Exercise materials:
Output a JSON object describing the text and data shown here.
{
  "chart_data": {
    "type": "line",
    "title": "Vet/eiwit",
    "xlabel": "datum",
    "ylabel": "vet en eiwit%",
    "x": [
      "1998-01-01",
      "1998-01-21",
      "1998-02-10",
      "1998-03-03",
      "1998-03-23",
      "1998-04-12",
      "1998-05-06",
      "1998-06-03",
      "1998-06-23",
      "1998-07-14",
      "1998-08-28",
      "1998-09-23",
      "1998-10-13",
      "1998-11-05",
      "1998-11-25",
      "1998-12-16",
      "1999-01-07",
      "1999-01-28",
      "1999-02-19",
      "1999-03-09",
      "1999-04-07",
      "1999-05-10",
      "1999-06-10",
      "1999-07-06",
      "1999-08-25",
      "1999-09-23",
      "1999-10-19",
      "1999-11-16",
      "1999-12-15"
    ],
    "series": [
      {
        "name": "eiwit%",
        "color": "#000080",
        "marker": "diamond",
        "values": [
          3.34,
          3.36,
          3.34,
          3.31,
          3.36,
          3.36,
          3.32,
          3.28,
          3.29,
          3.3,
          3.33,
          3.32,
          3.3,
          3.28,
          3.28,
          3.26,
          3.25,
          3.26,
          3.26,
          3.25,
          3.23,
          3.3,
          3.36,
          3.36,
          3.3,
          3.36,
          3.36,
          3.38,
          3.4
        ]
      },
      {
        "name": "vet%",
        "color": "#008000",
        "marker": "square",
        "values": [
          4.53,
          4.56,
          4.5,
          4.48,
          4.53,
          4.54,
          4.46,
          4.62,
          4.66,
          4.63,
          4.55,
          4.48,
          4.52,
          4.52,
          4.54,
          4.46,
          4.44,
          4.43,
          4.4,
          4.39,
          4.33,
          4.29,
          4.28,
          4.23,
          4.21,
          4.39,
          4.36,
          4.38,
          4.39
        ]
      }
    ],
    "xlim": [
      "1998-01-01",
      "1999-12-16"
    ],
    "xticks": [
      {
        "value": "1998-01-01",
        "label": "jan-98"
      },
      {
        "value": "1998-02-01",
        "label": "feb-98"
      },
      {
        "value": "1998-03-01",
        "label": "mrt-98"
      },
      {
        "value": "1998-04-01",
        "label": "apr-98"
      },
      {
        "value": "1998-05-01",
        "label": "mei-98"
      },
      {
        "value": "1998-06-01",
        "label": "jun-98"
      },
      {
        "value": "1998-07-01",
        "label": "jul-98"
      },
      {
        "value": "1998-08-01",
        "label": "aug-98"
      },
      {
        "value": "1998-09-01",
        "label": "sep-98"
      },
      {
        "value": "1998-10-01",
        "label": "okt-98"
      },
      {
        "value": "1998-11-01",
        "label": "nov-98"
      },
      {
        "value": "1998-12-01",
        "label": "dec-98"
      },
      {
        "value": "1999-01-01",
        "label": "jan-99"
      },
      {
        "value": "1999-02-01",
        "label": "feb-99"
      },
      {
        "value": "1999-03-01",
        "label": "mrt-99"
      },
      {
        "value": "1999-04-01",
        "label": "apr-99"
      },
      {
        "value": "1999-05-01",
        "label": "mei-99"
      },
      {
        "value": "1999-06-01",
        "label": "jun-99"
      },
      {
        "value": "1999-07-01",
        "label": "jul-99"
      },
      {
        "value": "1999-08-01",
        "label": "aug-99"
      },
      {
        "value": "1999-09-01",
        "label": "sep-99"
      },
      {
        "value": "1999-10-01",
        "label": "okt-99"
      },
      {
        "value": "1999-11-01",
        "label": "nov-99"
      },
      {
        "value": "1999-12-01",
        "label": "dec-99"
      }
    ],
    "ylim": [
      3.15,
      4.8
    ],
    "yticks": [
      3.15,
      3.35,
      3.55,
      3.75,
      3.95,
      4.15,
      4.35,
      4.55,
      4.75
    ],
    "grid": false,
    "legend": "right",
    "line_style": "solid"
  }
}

Problem to solve: Identify the lines of the data that contain the word "eiwit". Copy each of them.

Response for this exercise:
    "title": "Vet/eiwit",
    "ylabel": "vet en eiwit%",
        "name": "eiwit%",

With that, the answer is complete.